**STATED PROBLEM:** Please copy every line of the records below that holds the word "プレビュー".

-------- RECORD EXCERPTS --------

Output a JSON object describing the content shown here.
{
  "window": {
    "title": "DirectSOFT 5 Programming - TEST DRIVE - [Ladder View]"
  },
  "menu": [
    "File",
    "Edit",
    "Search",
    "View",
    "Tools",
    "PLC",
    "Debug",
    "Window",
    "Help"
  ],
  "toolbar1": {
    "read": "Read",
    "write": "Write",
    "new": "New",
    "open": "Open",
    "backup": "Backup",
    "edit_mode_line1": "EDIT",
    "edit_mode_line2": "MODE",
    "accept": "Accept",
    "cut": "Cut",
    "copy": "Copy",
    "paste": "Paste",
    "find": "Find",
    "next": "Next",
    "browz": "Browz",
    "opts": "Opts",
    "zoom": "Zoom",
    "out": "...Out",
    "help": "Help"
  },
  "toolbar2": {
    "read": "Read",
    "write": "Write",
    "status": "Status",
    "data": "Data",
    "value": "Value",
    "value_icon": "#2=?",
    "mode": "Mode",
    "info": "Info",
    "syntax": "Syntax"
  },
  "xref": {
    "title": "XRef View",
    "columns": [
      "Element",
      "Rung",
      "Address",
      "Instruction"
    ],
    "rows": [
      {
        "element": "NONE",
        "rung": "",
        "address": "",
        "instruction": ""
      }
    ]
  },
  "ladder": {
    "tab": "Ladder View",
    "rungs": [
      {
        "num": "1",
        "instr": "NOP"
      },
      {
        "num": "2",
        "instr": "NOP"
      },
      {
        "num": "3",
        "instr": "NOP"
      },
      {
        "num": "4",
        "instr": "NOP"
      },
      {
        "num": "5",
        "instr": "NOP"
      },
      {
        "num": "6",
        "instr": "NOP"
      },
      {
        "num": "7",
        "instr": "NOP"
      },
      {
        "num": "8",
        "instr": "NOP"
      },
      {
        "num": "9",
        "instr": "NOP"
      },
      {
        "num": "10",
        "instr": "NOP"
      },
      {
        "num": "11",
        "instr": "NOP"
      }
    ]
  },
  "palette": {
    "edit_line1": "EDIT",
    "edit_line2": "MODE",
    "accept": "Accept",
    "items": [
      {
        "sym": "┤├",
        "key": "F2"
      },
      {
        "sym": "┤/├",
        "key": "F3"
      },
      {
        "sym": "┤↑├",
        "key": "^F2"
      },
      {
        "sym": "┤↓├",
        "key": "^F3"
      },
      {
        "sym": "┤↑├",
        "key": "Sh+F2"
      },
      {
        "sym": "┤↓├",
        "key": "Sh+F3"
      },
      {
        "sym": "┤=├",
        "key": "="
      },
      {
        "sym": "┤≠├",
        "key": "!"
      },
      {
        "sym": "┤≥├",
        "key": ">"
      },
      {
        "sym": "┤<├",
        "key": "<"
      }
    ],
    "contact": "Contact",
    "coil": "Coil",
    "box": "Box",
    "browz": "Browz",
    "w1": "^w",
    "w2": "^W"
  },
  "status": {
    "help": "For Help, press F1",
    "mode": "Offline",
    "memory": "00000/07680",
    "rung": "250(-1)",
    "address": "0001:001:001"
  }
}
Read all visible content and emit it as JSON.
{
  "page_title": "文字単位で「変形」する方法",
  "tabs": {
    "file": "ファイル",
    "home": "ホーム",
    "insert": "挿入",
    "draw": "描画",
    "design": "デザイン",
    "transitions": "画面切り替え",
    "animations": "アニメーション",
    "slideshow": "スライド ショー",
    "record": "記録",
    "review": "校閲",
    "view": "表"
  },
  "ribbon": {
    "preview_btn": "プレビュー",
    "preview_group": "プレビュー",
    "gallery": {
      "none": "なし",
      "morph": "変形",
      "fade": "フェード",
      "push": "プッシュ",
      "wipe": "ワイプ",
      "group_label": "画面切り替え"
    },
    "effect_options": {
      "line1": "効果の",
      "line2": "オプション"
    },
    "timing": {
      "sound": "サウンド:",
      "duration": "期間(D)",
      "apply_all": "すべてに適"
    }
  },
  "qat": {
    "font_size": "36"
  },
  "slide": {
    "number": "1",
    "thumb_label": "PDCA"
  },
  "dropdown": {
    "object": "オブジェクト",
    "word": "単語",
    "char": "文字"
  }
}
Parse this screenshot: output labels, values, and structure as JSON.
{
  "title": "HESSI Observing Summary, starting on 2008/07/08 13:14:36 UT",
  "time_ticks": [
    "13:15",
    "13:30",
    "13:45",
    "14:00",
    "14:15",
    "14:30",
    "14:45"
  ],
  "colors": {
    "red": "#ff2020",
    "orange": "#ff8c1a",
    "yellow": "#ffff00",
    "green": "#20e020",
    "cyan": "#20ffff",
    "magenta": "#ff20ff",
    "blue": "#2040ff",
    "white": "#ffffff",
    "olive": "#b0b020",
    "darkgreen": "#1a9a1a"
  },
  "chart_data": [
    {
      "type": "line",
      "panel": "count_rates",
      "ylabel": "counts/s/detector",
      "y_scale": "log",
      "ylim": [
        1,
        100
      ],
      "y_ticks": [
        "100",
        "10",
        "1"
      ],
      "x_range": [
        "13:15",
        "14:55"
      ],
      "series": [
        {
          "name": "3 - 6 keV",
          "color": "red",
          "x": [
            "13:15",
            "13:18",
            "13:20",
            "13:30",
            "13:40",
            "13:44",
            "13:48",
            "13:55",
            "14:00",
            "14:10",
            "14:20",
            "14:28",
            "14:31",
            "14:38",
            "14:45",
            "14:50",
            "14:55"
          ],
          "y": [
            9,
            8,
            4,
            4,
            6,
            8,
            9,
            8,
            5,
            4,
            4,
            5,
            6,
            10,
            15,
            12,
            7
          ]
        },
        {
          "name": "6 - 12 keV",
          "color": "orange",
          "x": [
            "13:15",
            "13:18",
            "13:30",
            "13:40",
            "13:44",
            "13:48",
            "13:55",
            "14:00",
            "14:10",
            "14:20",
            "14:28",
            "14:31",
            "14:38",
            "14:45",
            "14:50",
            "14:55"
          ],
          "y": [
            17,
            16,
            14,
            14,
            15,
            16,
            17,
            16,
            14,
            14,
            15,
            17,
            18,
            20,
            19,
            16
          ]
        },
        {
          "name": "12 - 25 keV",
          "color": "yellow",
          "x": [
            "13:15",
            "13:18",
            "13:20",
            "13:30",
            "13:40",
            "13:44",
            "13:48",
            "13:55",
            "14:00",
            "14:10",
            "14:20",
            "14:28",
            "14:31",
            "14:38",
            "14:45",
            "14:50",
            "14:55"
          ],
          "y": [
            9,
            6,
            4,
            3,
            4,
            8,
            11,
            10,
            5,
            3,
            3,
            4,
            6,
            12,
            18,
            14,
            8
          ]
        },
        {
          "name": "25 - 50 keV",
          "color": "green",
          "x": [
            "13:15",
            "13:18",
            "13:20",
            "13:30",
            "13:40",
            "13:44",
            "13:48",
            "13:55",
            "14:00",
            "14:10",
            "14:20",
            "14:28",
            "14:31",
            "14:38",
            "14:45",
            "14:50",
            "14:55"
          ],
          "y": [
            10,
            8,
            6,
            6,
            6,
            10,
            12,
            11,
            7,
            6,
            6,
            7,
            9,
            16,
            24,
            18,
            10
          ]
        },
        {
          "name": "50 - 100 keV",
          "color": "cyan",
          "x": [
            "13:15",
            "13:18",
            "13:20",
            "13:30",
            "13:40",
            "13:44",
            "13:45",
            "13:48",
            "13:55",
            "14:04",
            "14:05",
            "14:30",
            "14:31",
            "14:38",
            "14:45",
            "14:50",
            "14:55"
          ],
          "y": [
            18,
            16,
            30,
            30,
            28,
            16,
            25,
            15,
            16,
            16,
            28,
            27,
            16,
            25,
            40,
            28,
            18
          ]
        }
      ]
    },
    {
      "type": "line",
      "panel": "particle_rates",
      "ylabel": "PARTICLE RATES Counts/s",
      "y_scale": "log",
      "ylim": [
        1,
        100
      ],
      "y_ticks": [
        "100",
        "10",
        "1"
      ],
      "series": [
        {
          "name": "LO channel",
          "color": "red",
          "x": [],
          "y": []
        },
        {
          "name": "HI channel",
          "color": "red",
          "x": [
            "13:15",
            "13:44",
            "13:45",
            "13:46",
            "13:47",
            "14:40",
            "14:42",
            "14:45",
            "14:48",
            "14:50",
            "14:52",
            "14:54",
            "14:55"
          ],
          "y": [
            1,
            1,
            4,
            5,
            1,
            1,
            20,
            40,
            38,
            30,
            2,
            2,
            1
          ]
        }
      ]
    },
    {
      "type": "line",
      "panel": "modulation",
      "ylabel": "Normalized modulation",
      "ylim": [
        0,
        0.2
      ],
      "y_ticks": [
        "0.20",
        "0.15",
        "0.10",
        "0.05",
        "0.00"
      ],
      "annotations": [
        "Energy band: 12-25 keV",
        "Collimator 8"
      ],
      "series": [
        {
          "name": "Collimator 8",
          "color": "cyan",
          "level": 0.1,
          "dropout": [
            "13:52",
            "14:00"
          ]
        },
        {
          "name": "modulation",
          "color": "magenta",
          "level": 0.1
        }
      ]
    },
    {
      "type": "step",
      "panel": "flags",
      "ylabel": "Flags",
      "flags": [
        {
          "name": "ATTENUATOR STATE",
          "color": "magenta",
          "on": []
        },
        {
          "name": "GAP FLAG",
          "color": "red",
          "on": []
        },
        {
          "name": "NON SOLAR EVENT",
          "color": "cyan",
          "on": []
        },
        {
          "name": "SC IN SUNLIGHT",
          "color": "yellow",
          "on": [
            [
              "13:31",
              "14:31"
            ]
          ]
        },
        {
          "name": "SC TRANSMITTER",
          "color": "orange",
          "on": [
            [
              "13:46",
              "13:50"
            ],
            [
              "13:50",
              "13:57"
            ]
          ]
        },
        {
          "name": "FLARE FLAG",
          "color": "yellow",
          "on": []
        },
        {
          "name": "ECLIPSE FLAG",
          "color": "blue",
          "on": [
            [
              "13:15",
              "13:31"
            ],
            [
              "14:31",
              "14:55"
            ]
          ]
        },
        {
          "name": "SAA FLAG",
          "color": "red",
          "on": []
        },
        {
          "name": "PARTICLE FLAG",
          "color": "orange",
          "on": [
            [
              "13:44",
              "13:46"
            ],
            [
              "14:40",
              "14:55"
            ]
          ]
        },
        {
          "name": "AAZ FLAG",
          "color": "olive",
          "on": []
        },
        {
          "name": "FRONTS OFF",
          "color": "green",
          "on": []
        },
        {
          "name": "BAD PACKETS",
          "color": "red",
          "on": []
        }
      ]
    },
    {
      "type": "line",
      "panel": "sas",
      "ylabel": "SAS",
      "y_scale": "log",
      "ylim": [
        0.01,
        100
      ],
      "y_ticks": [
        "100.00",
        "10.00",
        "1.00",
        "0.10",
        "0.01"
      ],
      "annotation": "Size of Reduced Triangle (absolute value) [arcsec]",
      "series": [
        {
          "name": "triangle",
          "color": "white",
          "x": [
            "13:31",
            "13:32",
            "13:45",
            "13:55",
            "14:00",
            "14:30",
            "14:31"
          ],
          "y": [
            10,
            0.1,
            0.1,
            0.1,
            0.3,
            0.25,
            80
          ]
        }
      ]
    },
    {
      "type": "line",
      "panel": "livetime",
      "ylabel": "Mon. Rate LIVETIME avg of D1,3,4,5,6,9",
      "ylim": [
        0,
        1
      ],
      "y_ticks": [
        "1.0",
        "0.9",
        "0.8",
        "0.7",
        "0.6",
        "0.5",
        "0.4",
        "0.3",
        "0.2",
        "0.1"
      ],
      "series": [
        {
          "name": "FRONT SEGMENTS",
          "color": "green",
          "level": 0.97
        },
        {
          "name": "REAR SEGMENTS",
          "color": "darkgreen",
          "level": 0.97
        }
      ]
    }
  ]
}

--------

**TASK RESPONSE:**
    "preview_btn": "プレビュー",
    "preview_group": "プレビュー",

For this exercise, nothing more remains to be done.